**EXERCISE**
Gather every row below that contains the string "arrow", matching case.

* Start DATA SHOWN *

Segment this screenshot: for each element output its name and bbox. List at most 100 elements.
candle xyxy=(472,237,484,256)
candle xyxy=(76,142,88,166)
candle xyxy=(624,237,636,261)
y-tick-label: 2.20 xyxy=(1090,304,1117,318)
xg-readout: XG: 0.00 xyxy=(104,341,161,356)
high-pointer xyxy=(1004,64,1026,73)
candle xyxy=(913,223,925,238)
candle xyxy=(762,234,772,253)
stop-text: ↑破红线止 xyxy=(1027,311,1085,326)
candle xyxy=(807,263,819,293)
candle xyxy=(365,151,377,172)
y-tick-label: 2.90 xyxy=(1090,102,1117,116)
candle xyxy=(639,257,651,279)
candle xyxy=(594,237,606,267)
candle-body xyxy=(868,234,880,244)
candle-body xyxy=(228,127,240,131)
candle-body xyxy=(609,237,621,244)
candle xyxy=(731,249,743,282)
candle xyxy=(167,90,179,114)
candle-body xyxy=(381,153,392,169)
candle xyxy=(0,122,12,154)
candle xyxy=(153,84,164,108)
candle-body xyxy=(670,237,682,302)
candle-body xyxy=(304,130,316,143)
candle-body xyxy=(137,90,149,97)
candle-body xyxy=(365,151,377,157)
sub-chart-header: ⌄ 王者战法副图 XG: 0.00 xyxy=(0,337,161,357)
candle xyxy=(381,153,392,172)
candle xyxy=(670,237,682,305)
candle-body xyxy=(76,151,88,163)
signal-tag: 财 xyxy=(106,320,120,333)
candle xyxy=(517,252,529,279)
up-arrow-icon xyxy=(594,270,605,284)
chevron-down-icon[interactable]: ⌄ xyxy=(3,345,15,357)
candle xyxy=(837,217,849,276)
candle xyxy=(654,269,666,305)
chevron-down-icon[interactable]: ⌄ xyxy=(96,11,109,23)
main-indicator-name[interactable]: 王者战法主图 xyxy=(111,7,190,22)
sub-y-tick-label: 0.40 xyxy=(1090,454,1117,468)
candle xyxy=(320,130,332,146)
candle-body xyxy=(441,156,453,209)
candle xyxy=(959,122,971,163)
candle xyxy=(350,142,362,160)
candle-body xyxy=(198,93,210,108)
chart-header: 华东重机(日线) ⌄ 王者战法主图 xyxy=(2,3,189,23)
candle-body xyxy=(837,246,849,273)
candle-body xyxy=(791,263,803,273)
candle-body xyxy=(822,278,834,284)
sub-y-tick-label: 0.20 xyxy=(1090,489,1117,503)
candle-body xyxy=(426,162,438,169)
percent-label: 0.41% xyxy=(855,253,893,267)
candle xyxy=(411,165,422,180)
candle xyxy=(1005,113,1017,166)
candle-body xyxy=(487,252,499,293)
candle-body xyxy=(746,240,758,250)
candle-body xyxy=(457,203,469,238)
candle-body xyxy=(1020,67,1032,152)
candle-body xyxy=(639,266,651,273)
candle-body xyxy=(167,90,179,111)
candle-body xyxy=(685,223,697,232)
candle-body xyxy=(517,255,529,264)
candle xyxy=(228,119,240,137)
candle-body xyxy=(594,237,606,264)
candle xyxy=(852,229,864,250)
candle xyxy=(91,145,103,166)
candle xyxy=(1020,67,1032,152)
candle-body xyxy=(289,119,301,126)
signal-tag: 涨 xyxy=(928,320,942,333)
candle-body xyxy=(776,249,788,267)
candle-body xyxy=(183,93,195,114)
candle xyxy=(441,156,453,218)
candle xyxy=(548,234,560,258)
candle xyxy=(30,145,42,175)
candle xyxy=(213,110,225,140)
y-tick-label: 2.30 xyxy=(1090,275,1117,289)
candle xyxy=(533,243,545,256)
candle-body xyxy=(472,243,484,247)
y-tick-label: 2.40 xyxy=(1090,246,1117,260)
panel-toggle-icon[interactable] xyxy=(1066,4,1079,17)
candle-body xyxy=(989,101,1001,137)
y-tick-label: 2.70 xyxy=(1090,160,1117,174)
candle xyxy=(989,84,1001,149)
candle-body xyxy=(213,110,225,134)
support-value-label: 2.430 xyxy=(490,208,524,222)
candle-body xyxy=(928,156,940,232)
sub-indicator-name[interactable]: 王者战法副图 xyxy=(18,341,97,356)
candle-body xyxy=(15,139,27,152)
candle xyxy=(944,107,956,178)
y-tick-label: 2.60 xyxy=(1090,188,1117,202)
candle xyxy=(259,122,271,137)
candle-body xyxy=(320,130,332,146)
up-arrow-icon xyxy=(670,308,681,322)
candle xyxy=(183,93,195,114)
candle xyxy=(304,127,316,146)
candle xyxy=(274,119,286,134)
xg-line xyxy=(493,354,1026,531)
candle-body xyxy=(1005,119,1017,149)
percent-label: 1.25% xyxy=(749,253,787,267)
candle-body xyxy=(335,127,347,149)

* End DATA SHOWN *

**EXERCISE RESPONSE**
up-arrow-icon xyxy=(594,270,605,284)
up-arrow-icon xyxy=(670,308,681,322)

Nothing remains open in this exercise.